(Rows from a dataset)

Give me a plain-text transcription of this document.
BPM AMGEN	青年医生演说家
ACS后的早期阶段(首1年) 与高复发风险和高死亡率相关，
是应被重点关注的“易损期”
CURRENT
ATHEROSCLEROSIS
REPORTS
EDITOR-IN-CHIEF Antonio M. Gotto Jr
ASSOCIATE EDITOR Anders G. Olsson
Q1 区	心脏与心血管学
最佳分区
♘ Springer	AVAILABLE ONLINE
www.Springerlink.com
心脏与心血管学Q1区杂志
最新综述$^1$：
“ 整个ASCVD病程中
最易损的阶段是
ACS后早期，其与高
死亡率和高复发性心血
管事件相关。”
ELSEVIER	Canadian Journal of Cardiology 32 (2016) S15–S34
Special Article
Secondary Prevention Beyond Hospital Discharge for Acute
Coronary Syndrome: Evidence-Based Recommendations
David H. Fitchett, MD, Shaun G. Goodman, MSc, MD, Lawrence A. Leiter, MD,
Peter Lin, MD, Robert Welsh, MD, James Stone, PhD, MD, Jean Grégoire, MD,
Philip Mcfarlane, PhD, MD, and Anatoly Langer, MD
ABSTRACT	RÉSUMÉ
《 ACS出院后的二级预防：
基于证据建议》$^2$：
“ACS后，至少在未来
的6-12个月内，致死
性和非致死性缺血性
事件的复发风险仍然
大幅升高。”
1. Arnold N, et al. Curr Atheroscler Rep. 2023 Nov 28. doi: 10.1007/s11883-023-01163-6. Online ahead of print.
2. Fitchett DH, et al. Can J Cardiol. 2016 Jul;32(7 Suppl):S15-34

> [Problem description] Would you restate each of the entries word for word?

> [Completed exercise]
Give me a plain-text transcription of this document.
BPM AMGEN	青年医生演说家
ACS后的早期阶段(首1年) 与高复发风险和高死亡率相关，
是应被重点关注的“易损期”
CURRENT
ATHEROSCLEROSIS
REPORTS
EDITOR-IN-CHIEF Antonio M. Gotto Jr
ASSOCIATE EDITOR Anders G. Olsson
Q1 区	心脏与心血管学
最佳分区
♘ Springer	AVAILABLE ONLINE
www.Springerlink.com
心脏与心血管学Q1区杂志
最新综述$^1$：
“ 整个ASCVD病程中
最易损的阶段是
ACS后早期，其与高
死亡率和高复发性心血
管事件相关。”
ELSEVIER	Canadian Journal of Cardiology 32 (2016) S15–S34
Special Article
Secondary Prevention Beyond Hospital Discharge for Acute
Coronary Syndrome: Evidence-Based Recommendations
David H. Fitchett, MD, Shaun G. Goodman, MSc, MD, Lawrence A. Leiter, MD,
Peter Lin, MD, Robert Welsh, MD, James Stone, PhD, MD, Jean Grégoire, MD,
Philip Mcfarlane, PhD, MD, and Anatoly Langer, MD
ABSTRACT	RÉSUMÉ
《 ACS出院后的二级预防：
基于证据建议》$^2$：
“ACS后，至少在未来
的6-12个月内，致死
性和非致死性缺血性
事件的复发风险仍然
大幅升高。”
1. Arnold N, et al. Curr Atheroscler Rep. 2023 Nov 28. doi: 10.1007/s11883-023-01163-6. Online ahead of print.
2. Fitchett DH, et al. Can J Cardiol. 2016 Jul;32(7 Suppl):S15-34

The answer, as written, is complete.